Page ▸
Posted by:
Breeze
(
)
Date: September 24, 2016 08:42PM
I can't say anything about other tribes, because I was a BIC, and knew only Mormonism. That said, I agree that Mormonism taught me that I HAD to get married.
A Mormon woman has to be married in the temple, in order to get into the celestial kingdom--that's what girls in my generation were taught. Therefore, we HAD to have a man.
I rejected the two loves of my life, one in high school, one in grad school. Both were atheists. Both set an impossible standard for other men to live up to. People kept fixing me up with blind dates. I had too many dates, and too many choices. People would say, "How come you were at BYU for 4 years, and never got married?" I felt like a failure. Still unmarried at 21, I went to grad school.
I think I never got married at BYU, was because I didn't agree with the Mormon way of thinking--that women were second-class citizens, Polygamy in heaven was God's plan, the priesthood ruled over the women, a wife's place is in the home, waiting on the husband, couples should have as many children as possible, etc.
I held out for that perfect RM, Ivy League football player, from a prominent GA family, who said and did all the right things, and pretended to be everything on The List we made in YW. When he beat me, I divorced him. Divorce was a huge stigma in my Mormon culture, so I felt that I was "damaged goods," and that no one decent would ever want to marry me. A few years later, a charming ex boyfriend offered me an ideal life, and I gratefully married him, and we had children. After 10 years, he left me for another woman. He had been a serial cheater, all our married life, and before, but I didn't know that. Of course, I don't trust my judgment enough to ever venture to get married again.
The feeling of failure in two marriages, and the accepting of the blame of divorce, and the experience of being marginalized in the Mormon church really depressed me. I was the ward and stake organist, and taught Sunday school. I was also called to be in the regional singles--which I hated, and the stories would fill many pages of ramblings. Married Mormons, including a SP counselor, a former mission president, my own bishop, blatantly hit on me. My children were abused by church leaders, and when I found out about this, the children and I resigned from the cult.

Data extract ▸
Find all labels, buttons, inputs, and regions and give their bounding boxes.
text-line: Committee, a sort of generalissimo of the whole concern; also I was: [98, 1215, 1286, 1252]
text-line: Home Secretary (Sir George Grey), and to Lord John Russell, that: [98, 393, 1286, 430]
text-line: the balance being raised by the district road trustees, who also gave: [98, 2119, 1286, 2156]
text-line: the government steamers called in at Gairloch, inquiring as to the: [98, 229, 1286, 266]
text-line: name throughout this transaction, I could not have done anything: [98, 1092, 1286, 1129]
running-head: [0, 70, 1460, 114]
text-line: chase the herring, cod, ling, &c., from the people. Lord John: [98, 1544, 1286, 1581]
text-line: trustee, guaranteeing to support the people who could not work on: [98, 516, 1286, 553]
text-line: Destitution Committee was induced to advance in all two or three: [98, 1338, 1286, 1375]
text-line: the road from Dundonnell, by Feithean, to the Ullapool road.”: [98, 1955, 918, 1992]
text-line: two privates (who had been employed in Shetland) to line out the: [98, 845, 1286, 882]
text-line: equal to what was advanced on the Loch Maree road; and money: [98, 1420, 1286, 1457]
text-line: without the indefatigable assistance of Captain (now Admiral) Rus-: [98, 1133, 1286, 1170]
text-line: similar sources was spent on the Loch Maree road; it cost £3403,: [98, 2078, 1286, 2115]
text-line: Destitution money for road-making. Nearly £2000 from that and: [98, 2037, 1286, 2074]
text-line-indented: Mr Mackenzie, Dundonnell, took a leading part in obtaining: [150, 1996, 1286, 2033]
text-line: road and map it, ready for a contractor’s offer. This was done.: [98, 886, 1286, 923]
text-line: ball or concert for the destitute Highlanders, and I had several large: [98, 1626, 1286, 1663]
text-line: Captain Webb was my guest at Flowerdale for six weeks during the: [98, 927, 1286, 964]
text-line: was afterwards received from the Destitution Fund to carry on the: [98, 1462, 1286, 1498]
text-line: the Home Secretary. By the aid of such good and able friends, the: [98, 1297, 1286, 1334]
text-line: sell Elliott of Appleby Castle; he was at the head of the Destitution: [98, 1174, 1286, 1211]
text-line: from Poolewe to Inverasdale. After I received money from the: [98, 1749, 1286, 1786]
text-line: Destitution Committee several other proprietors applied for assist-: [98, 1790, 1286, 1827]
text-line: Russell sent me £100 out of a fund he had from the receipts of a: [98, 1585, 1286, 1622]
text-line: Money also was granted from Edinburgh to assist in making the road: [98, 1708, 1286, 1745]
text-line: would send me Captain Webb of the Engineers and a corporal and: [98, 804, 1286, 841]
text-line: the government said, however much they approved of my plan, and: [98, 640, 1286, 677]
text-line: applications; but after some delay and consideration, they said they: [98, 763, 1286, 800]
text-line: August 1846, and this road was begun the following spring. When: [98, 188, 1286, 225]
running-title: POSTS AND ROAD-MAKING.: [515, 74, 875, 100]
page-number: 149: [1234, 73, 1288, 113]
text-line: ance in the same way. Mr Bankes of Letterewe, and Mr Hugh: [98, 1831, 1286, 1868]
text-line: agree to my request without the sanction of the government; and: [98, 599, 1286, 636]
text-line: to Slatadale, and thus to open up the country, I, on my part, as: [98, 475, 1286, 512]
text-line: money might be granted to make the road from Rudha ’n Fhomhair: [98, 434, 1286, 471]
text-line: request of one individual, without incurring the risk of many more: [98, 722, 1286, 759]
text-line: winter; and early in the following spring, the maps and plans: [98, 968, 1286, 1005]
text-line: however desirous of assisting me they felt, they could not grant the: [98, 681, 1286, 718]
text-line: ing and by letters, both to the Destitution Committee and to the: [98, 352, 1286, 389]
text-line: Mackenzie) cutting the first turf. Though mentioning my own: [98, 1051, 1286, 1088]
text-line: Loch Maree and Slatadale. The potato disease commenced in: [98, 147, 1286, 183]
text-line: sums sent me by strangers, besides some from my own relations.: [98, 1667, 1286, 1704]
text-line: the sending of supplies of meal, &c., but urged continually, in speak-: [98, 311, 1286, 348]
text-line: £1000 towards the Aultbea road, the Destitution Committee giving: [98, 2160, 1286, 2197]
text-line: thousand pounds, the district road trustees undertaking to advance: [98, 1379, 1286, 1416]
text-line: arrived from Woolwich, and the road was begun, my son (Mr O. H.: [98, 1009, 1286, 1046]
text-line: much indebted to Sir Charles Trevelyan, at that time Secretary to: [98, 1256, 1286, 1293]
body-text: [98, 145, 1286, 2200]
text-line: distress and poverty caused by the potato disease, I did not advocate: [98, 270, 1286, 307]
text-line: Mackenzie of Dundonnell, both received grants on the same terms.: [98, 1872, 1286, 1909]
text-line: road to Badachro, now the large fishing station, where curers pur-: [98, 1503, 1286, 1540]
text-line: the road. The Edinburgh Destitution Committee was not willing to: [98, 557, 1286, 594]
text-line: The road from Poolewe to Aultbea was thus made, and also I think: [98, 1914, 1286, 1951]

Work to complete ▸ Write the next part of the forum post about growing up Mormon and feeling pressed to marry, starting right after its last sentence.

Right answer ▸
Now, I have it all! I have children, without having to put up with a husband's domination and bullying. My children don't have to put up with it, either.
Mormons would tell me that it was my duty as a mother to find a father for my children, so that we would "have the priesthood in the home." They disapproved of my being single. My children are strong individuals, and I know that an authoritarian Mormon male priesthood holder would have caused conflict. My sons were the men in my life, and were protective of me.
All the things you want--companionship, laughter, fun, security, hugs, a home--you can have. Who says it all has to come from only ONE source?
My children give me a life as a mother, but even without them, and when they were away at college, there were other sources of happiness.
My career provides me with money. (A bad husband can drain that away. It's happened to some of my friends.)
Dogs for companionship (you spend more time with a pet, day and night, than with anyone else) also for hugs and lowering of blood pressure.
Friends for give-and-take, social validation, empathy.
Fun and laughter and happiness from within
Interest and stimulation from Nature and the outdoors, hobbies, activities, music, sports, books, good movies, holidays and vacations, trips, taking care of yourself.
You can help children by volunteering in the schools, babysitting your friends' children, being a nice aunt.
Solitude is of real value, and is not the same thing as loneliness.
Freedom is priceless!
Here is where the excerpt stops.